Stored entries
↓
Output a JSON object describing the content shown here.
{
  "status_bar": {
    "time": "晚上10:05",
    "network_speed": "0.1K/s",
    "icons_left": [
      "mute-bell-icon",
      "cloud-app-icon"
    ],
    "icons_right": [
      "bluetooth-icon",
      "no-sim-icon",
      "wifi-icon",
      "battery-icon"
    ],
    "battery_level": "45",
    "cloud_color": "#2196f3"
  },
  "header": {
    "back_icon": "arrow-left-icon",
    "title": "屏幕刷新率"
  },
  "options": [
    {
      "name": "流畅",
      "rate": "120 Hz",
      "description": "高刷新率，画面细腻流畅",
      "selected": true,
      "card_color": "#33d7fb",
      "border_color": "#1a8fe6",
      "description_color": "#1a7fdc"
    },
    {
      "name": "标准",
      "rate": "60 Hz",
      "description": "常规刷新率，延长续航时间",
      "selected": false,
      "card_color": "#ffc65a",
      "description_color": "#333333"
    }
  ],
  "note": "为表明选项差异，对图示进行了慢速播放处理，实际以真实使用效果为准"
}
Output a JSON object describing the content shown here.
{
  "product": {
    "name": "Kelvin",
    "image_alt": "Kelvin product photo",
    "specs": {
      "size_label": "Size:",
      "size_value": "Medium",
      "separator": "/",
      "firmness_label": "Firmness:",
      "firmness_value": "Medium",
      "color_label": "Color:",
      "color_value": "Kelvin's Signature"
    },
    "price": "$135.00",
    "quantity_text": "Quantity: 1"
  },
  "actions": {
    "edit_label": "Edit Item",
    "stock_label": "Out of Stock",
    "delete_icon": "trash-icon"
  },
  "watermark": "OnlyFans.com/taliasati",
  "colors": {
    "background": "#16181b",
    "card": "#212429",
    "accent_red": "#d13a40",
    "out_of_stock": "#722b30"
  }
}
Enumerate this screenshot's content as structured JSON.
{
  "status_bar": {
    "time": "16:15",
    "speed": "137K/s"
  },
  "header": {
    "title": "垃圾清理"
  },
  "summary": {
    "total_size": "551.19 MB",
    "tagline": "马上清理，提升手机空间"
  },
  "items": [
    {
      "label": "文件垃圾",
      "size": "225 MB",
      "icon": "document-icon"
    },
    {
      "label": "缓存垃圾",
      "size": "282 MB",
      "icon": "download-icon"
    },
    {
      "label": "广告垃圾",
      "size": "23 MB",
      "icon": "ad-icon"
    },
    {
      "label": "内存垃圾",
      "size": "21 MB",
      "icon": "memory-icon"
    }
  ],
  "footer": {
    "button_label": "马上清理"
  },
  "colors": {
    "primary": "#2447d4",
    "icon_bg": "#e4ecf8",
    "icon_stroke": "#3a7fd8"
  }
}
↑
Give back the data above exactly as it appears.

Output a JSON object describing the content shown here.
{
  "status_bar": {
    "time": "晚上10:05",
    "network_speed": "0.1K/s",
    "icons_left": [
      "mute-bell-icon",
      "cloud-app-icon"
    ],
    "icons_right": [
      "bluetooth-icon",
      "no-sim-icon",
      "wifi-icon",
      "battery-icon"
    ],
    "battery_level": "45",
    "cloud_color": "#2196f3"
  },
  "header": {
    "back_icon": "arrow-left-icon",
    "title": "屏幕刷新率"
  },
  "options": [
    {
      "name": "流畅",
      "rate": "120 Hz",
      "description": "高刷新率，画面细腻流畅",
      "selected": true,
      "card_color": "#33d7fb",
      "border_color": "#1a8fe6",
      "description_color": "#1a7fdc"
    },
    {
      "name": "标准",
      "rate": "60 Hz",
      "description": "常规刷新率，延长续航时间",
      "selected": false,
      "card_color": "#ffc65a",
      "description_color": "#333333"
    }
  ],
  "note": "为表明选项差异，对图示进行了慢速播放处理，实际以真实使用效果为准"
}
Output a JSON object describing the content shown here.
{
  "product": {
    "name": "Kelvin",
    "image_alt": "Kelvin product photo",
    "specs": {
      "size_label": "Size:",
      "size_value": "Medium",
      "separator": "/",
      "firmness_label": "Firmness:",
      "firmness_value": "Medium",
      "color_label": "Color:",
      "color_value": "Kelvin's Signature"
    },
    "price": "$135.00",
    "quantity_text": "Quantity: 1"
  },
  "actions": {
    "edit_label": "Edit Item",
    "stock_label": "Out of Stock",
    "delete_icon": "trash-icon"
  },
  "watermark": "OnlyFans.com/taliasati",
  "colors": {
    "background": "#16181b",
    "card": "#212429",
    "accent_red": "#d13a40",
    "out_of_stock": "#722b30"
  }
}
Enumerate this screenshot's content as structured JSON.
{
  "status_bar": {
    "time": "16:15",
    "speed": "137K/s"
  },
  "header": {
    "title": "垃圾清理"
  },
  "summary": {
    "total_size": "551.19 MB",
    "tagline": "马上清理，提升手机空间"
  },
  "items": [
    {
      "label": "文件垃圾",
      "size": "225 MB",
      "icon": "document-icon"
    },
    {
      "label": "缓存垃圾",
      "size": "282 MB",
      "icon": "download-icon"
    },
    {
      "label": "广告垃圾",
      "size": "23 MB",
      "icon": "ad-icon"
    },
    {
      "label": "内存垃圾",
      "size": "21 MB",
      "icon": "memory-icon"
    }
  ],
  "footer": {
    "button_label": "马上清理"
  },
  "colors": {
    "primary": "#2447d4",
    "icon_bg": "#e4ecf8",
    "icon_stroke": "#3a7fd8"
  }
}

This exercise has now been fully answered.